STORED DATA
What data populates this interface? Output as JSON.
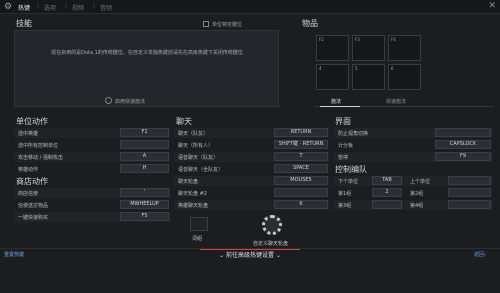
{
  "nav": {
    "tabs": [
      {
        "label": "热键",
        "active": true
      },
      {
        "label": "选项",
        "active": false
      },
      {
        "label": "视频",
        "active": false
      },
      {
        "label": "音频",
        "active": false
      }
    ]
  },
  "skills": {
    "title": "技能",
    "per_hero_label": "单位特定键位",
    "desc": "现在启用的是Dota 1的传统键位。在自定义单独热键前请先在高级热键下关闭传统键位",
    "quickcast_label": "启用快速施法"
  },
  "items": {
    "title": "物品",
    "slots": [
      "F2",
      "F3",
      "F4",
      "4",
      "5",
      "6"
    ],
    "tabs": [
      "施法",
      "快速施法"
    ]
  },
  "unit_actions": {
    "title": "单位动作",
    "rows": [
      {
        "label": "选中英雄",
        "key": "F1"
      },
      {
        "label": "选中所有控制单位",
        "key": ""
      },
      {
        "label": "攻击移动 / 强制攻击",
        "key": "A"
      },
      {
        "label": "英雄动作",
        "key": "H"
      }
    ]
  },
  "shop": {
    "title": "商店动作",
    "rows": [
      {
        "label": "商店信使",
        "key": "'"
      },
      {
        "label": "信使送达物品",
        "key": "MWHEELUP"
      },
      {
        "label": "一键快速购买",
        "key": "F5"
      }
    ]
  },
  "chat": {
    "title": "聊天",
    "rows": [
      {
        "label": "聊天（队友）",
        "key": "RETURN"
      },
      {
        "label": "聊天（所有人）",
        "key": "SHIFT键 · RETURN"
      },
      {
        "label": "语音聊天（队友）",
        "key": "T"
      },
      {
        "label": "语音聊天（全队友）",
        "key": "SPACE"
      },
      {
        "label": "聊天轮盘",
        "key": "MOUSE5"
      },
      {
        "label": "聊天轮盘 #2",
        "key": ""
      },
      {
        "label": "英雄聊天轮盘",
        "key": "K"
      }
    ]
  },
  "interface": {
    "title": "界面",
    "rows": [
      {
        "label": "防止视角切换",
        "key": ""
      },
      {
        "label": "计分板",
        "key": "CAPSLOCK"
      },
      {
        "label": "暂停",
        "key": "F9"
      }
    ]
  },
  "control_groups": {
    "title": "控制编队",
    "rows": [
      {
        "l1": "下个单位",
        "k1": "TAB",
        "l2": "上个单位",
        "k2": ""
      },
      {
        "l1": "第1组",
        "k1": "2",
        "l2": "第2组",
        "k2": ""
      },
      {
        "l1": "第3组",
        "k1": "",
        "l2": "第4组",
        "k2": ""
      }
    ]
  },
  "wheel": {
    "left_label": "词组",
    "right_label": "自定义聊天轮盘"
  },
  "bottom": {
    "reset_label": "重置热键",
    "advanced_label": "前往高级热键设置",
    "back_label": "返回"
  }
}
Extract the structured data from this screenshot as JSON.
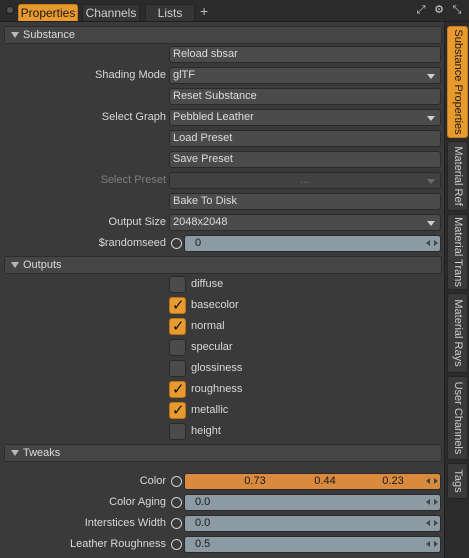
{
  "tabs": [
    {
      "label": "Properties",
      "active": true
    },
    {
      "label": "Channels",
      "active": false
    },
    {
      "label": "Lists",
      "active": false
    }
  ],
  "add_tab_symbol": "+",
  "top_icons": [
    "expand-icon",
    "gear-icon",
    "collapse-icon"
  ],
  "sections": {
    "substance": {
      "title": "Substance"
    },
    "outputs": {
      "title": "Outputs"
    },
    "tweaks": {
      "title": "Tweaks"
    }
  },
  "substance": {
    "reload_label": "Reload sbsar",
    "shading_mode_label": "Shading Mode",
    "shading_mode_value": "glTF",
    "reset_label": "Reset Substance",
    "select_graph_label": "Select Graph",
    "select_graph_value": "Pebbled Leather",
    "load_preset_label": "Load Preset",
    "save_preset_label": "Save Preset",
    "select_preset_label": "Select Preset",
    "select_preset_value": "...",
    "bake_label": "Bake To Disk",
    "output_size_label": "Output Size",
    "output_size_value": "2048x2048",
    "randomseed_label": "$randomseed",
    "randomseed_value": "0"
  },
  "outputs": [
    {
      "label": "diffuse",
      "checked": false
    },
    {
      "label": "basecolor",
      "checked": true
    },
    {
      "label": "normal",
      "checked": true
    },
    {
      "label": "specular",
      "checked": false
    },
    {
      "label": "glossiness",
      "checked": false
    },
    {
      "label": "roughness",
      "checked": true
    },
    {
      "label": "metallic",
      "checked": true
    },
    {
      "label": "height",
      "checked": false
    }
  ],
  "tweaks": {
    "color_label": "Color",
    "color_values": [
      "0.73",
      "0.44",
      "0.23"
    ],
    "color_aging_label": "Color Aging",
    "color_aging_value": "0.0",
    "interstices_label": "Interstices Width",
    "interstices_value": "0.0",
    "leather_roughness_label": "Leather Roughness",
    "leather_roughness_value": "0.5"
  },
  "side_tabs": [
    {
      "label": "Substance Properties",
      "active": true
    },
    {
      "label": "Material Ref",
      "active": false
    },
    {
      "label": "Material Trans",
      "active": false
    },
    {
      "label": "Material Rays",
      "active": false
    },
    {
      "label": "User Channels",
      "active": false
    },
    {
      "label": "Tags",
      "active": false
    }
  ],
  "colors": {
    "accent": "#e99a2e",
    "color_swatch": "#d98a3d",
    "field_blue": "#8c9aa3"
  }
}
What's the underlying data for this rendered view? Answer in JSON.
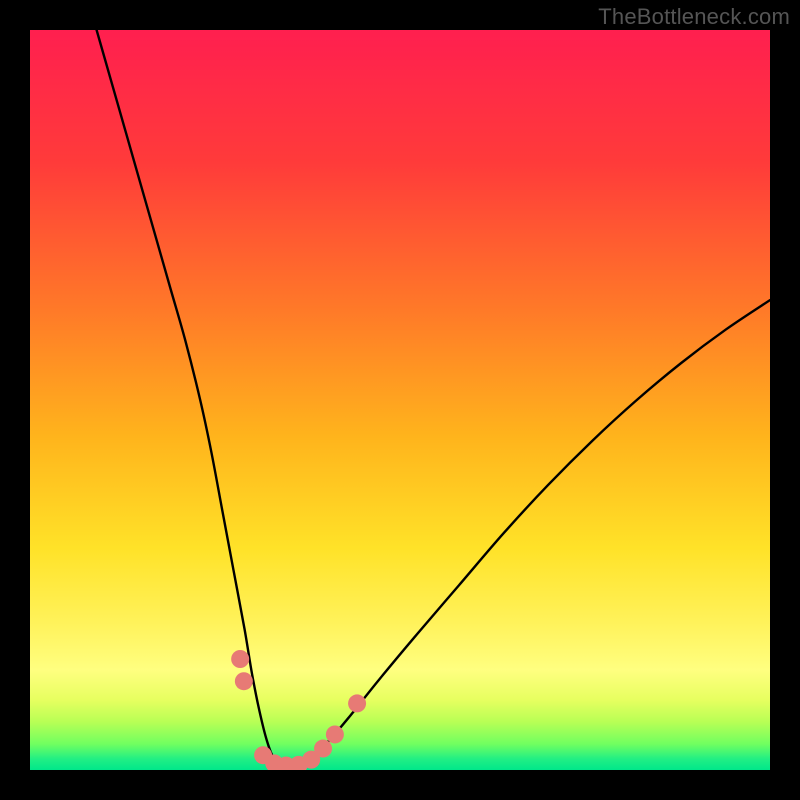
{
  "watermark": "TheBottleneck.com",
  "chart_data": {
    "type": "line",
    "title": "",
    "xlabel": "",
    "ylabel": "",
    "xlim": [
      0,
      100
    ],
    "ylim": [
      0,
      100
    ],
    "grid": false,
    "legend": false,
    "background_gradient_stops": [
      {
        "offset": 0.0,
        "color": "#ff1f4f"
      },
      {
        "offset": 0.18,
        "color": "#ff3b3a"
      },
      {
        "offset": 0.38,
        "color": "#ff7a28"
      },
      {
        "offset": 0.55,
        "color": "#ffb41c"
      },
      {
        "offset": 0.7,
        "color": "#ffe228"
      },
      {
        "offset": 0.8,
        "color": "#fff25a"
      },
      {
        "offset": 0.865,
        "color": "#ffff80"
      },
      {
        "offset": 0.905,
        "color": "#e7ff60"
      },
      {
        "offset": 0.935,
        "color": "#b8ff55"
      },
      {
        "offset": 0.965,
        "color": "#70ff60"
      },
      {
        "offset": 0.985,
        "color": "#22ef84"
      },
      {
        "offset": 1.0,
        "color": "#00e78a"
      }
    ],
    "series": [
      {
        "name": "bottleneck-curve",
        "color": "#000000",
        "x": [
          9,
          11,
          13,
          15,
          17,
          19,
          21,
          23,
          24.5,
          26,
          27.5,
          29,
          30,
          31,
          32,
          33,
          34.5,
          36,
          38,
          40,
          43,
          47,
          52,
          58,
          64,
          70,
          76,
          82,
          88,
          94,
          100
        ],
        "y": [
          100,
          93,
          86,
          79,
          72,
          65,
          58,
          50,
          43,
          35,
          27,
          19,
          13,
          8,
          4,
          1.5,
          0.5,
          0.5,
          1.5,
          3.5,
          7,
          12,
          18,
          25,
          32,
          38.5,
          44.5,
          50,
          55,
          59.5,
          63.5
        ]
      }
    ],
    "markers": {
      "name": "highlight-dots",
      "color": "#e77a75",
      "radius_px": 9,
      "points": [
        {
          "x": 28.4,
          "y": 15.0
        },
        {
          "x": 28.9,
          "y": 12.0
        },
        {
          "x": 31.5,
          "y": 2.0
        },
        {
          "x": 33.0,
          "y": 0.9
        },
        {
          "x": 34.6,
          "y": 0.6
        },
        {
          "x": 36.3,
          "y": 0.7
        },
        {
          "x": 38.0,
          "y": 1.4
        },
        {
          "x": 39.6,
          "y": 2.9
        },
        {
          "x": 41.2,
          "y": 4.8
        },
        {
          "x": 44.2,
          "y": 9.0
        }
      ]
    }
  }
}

DIRECTION
From the entries above, copy every line containing the word "Channels".

WORKED ANSWER
      "label": "Channels",
      "label": "User Channels",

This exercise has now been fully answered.